== ITEMS
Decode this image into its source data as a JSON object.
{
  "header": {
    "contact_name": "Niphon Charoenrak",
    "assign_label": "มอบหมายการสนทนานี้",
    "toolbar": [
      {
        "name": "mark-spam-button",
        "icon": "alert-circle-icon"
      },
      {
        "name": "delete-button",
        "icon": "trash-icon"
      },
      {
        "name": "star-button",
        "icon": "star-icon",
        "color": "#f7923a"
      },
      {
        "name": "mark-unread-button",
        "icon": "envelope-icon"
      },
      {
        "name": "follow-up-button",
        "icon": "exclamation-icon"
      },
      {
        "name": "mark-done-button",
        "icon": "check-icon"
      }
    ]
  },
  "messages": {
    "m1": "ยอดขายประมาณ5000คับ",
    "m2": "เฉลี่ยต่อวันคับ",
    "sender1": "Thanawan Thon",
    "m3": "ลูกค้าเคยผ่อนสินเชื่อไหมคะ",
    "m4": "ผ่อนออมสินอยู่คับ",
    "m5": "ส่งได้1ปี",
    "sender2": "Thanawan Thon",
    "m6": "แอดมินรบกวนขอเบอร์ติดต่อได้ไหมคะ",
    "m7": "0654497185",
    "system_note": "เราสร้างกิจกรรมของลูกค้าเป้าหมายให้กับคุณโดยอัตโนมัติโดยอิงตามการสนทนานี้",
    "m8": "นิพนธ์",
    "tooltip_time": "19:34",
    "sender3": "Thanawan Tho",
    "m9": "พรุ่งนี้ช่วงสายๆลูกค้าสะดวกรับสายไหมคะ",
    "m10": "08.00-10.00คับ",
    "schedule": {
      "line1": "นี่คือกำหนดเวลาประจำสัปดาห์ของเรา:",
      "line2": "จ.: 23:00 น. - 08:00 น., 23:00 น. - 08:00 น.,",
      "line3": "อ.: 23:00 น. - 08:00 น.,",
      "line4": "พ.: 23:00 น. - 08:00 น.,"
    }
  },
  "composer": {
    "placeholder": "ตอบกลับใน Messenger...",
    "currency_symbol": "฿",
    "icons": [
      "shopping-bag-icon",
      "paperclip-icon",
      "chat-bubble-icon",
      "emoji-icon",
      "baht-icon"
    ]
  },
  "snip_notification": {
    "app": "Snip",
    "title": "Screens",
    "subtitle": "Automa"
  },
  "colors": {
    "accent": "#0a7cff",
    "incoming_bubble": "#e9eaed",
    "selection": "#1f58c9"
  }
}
====
AIM:
Write out all of the records above exactly as they appear.

THE RESULT:
Decode this image into its source data as a JSON object.
{
  "header": {
    "contact_name": "Niphon Charoenrak",
    "assign_label": "มอบหมายการสนทนานี้",
    "toolbar": [
      {
        "name": "mark-spam-button",
        "icon": "alert-circle-icon"
      },
      {
        "name": "delete-button",
        "icon": "trash-icon"
      },
      {
        "name": "star-button",
        "icon": "star-icon",
        "color": "#f7923a"
      },
      {
        "name": "mark-unread-button",
        "icon": "envelope-icon"
      },
      {
        "name": "follow-up-button",
        "icon": "exclamation-icon"
      },
      {
        "name": "mark-done-button",
        "icon": "check-icon"
      }
    ]
  },
  "messages": {
    "m1": "ยอดขายประมาณ5000คับ",
    "m2": "เฉลี่ยต่อวันคับ",
    "sender1": "Thanawan Thon",
    "m3": "ลูกค้าเคยผ่อนสินเชื่อไหมคะ",
    "m4": "ผ่อนออมสินอยู่คับ",
    "m5": "ส่งได้1ปี",
    "sender2": "Thanawan Thon",
    "m6": "แอดมินรบกวนขอเบอร์ติดต่อได้ไหมคะ",
    "m7": "0654497185",
    "system_note": "เราสร้างกิจกรรมของลูกค้าเป้าหมายให้กับคุณโดยอัตโนมัติโดยอิงตามการสนทนานี้",
    "m8": "นิพนธ์",
    "tooltip_time": "19:34",
    "sender3": "Thanawan Tho",
    "m9": "พรุ่งนี้ช่วงสายๆลูกค้าสะดวกรับสายไหมคะ",
    "m10": "08.00-10.00คับ",
    "schedule": {
      "line1": "นี่คือกำหนดเวลาประจำสัปดาห์ของเรา:",
      "line2": "จ.: 23:00 น. - 08:00 น., 23:00 น. - 08:00 น.,",
      "line3": "อ.: 23:00 น. - 08:00 น.,",
      "line4": "พ.: 23:00 น. - 08:00 น.,"
    }
  },
  "composer": {
    "placeholder": "ตอบกลับใน Messenger...",
    "currency_symbol": "฿",
    "icons": [
      "shopping-bag-icon",
      "paperclip-icon",
      "chat-bubble-icon",
      "emoji-icon",
      "baht-icon"
    ]
  },
  "snip_notification": {
    "app": "Snip",
    "title": "Screens",
    "subtitle": "Automa"
  },
  "colors": {
    "accent": "#0a7cff",
    "incoming_bubble": "#e9eaed",
    "selection": "#1f58c9"
  }
}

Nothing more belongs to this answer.